=== STORED DATA ===

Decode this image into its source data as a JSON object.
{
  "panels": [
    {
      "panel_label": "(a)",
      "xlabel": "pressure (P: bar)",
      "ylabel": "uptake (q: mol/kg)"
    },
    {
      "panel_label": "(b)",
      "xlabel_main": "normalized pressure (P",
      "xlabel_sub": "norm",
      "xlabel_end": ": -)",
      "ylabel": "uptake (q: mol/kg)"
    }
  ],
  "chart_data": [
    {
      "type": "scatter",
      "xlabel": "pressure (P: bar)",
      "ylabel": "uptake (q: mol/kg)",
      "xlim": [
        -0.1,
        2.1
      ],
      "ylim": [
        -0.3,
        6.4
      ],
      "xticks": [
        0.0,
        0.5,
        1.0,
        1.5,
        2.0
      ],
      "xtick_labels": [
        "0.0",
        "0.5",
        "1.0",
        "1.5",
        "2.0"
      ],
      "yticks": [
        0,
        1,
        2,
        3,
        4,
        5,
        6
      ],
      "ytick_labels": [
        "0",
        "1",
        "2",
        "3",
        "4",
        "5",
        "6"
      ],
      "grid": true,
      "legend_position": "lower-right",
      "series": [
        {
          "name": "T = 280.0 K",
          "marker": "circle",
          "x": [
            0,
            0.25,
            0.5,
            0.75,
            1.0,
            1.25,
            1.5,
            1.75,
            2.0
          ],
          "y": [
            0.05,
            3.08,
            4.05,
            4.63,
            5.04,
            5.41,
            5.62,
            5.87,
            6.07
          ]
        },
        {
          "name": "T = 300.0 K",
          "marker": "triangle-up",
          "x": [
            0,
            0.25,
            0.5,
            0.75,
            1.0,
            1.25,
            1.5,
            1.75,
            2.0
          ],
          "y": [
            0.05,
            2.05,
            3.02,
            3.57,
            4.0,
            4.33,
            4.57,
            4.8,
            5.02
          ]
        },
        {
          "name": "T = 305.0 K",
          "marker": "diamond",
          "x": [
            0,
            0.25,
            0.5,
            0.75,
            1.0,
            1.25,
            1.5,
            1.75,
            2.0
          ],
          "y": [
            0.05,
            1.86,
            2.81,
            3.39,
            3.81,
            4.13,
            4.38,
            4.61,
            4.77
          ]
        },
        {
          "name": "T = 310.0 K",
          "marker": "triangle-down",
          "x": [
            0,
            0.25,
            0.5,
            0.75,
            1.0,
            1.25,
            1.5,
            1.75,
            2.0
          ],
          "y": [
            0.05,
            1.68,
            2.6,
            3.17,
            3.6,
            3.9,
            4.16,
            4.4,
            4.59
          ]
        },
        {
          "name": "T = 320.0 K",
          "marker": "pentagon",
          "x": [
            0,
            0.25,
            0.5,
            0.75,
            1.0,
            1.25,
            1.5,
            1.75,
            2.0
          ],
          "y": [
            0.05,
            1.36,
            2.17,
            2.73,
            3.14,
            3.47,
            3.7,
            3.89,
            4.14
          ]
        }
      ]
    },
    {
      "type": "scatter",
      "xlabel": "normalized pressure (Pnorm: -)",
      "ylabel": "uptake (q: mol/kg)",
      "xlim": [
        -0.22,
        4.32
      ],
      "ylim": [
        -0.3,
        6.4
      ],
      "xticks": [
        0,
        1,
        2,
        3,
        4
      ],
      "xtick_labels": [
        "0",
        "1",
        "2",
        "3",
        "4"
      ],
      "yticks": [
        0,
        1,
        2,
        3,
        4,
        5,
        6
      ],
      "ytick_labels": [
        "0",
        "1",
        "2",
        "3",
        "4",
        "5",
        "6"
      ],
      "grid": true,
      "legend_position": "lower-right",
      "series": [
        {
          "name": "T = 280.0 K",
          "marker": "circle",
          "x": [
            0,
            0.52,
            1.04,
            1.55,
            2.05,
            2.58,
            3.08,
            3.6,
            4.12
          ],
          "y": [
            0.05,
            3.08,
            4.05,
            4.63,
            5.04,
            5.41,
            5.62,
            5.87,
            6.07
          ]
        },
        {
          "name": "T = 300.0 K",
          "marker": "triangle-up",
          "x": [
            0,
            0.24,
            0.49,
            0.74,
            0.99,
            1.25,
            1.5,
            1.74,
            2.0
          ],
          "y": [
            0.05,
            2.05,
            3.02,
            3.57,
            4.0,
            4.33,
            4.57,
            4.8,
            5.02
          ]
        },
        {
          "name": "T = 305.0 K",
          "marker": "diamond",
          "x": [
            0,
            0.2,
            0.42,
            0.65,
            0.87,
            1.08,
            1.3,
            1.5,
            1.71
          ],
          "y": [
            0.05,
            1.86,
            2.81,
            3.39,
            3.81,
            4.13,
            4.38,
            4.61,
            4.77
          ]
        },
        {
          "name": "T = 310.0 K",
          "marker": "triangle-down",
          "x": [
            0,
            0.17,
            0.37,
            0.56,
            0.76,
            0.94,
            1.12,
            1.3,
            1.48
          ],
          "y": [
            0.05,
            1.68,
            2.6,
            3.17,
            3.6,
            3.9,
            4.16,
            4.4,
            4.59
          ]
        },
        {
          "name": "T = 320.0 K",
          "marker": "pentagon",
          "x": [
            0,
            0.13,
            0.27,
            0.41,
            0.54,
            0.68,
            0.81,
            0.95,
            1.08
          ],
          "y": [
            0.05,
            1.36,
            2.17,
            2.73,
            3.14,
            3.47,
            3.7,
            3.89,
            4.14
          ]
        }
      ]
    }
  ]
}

===

Output the listing above word for word.

Decode this image into its source data as a JSON object.
{
  "panels": [
    {
      "panel_label": "(a)",
      "xlabel": "pressure (P: bar)",
      "ylabel": "uptake (q: mol/kg)"
    },
    {
      "panel_label": "(b)",
      "xlabel_main": "normalized pressure (P",
      "xlabel_sub": "norm",
      "xlabel_end": ": -)",
      "ylabel": "uptake (q: mol/kg)"
    }
  ],
  "chart_data": [
    {
      "type": "scatter",
      "xlabel": "pressure (P: bar)",
      "ylabel": "uptake (q: mol/kg)",
      "xlim": [
        -0.1,
        2.1
      ],
      "ylim": [
        -0.3,
        6.4
      ],
      "xticks": [
        0.0,
        0.5,
        1.0,
        1.5,
        2.0
      ],
      "xtick_labels": [
        "0.0",
        "0.5",
        "1.0",
        "1.5",
        "2.0"
      ],
      "yticks": [
        0,
        1,
        2,
        3,
        4,
        5,
        6
      ],
      "ytick_labels": [
        "0",
        "1",
        "2",
        "3",
        "4",
        "5",
        "6"
      ],
      "grid": true,
      "legend_position": "lower-right",
      "series": [
        {
          "name": "T = 280.0 K",
          "marker": "circle",
          "x": [
            0,
            0.25,
            0.5,
            0.75,
            1.0,
            1.25,
            1.5,
            1.75,
            2.0
          ],
          "y": [
            0.05,
            3.08,
            4.05,
            4.63,
            5.04,
            5.41,
            5.62,
            5.87,
            6.07
          ]
        },
        {
          "name": "T = 300.0 K",
          "marker": "triangle-up",
          "x": [
            0,
            0.25,
            0.5,
            0.75,
            1.0,
            1.25,
            1.5,
            1.75,
            2.0
          ],
          "y": [
            0.05,
            2.05,
            3.02,
            3.57,
            4.0,
            4.33,
            4.57,
            4.8,
            5.02
          ]
        },
        {
          "name": "T = 305.0 K",
          "marker": "diamond",
          "x": [
            0,
            0.25,
            0.5,
            0.75,
            1.0,
            1.25,
            1.5,
            1.75,
            2.0
          ],
          "y": [
            0.05,
            1.86,
            2.81,
            3.39,
            3.81,
            4.13,
            4.38,
            4.61,
            4.77
          ]
        },
        {
          "name": "T = 310.0 K",
          "marker": "triangle-down",
          "x": [
            0,
            0.25,
            0.5,
            0.75,
            1.0,
            1.25,
            1.5,
            1.75,
            2.0
          ],
          "y": [
            0.05,
            1.68,
            2.6,
            3.17,
            3.6,
            3.9,
            4.16,
            4.4,
            4.59
          ]
        },
        {
          "name": "T = 320.0 K",
          "marker": "pentagon",
          "x": [
            0,
            0.25,
            0.5,
            0.75,
            1.0,
            1.25,
            1.5,
            1.75,
            2.0
          ],
          "y": [
            0.05,
            1.36,
            2.17,
            2.73,
            3.14,
            3.47,
            3.7,
            3.89,
            4.14
          ]
        }
      ]
    },
    {
      "type": "scatter",
      "xlabel": "normalized pressure (Pnorm: -)",
      "ylabel": "uptake (q: mol/kg)",
      "xlim": [
        -0.22,
        4.32
      ],
      "ylim": [
        -0.3,
        6.4
      ],
      "xticks": [
        0,
        1,
        2,
        3,
        4
      ],
      "xtick_labels": [
        "0",
        "1",
        "2",
        "3",
        "4"
      ],
      "yticks": [
        0,
        1,
        2,
        3,
        4,
        5,
        6
      ],
      "ytick_labels": [
        "0",
        "1",
        "2",
        "3",
        "4",
        "5",
        "6"
      ],
      "grid": true,
      "legend_position": "lower-right",
      "series": [
        {
          "name": "T = 280.0 K",
          "marker": "circle",
          "x": [
            0,
            0.52,
            1.04,
            1.55,
            2.05,
            2.58,
            3.08,
            3.6,
            4.12
          ],
          "y": [
            0.05,
            3.08,
            4.05,
            4.63,
            5.04,
            5.41,
            5.62,
            5.87,
            6.07
          ]
        },
        {
          "name": "T = 300.0 K",
          "marker": "triangle-up",
          "x": [
            0,
            0.24,
            0.49,
            0.74,
            0.99,
            1.25,
            1.5,
            1.74,
            2.0
          ],
          "y": [
            0.05,
            2.05,
            3.02,
            3.57,
            4.0,
            4.33,
            4.57,
            4.8,
            5.02
          ]
        },
        {
          "name": "T = 305.0 K",
          "marker": "diamond",
          "x": [
            0,
            0.2,
            0.42,
            0.65,
            0.87,
            1.08,
            1.3,
            1.5,
            1.71
          ],
          "y": [
            0.05,
            1.86,
            2.81,
            3.39,
            3.81,
            4.13,
            4.38,
            4.61,
            4.77
          ]
        },
        {
          "name": "T = 310.0 K",
          "marker": "triangle-down",
          "x": [
            0,
            0.17,
            0.37,
            0.56,
            0.76,
            0.94,
            1.12,
            1.3,
            1.48
          ],
          "y": [
            0.05,
            1.68,
            2.6,
            3.17,
            3.6,
            3.9,
            4.16,
            4.4,
            4.59
          ]
        },
        {
          "name": "T = 320.0 K",
          "marker": "pentagon",
          "x": [
            0,
            0.13,
            0.27,
            0.41,
            0.54,
            0.68,
            0.81,
            0.95,
            1.08
          ],
          "y": [
            0.05,
            1.36,
            2.17,
            2.73,
            3.14,
            3.47,
            3.7,
            3.89,
            4.14
          ]
        }
      ]
    }
  ]
}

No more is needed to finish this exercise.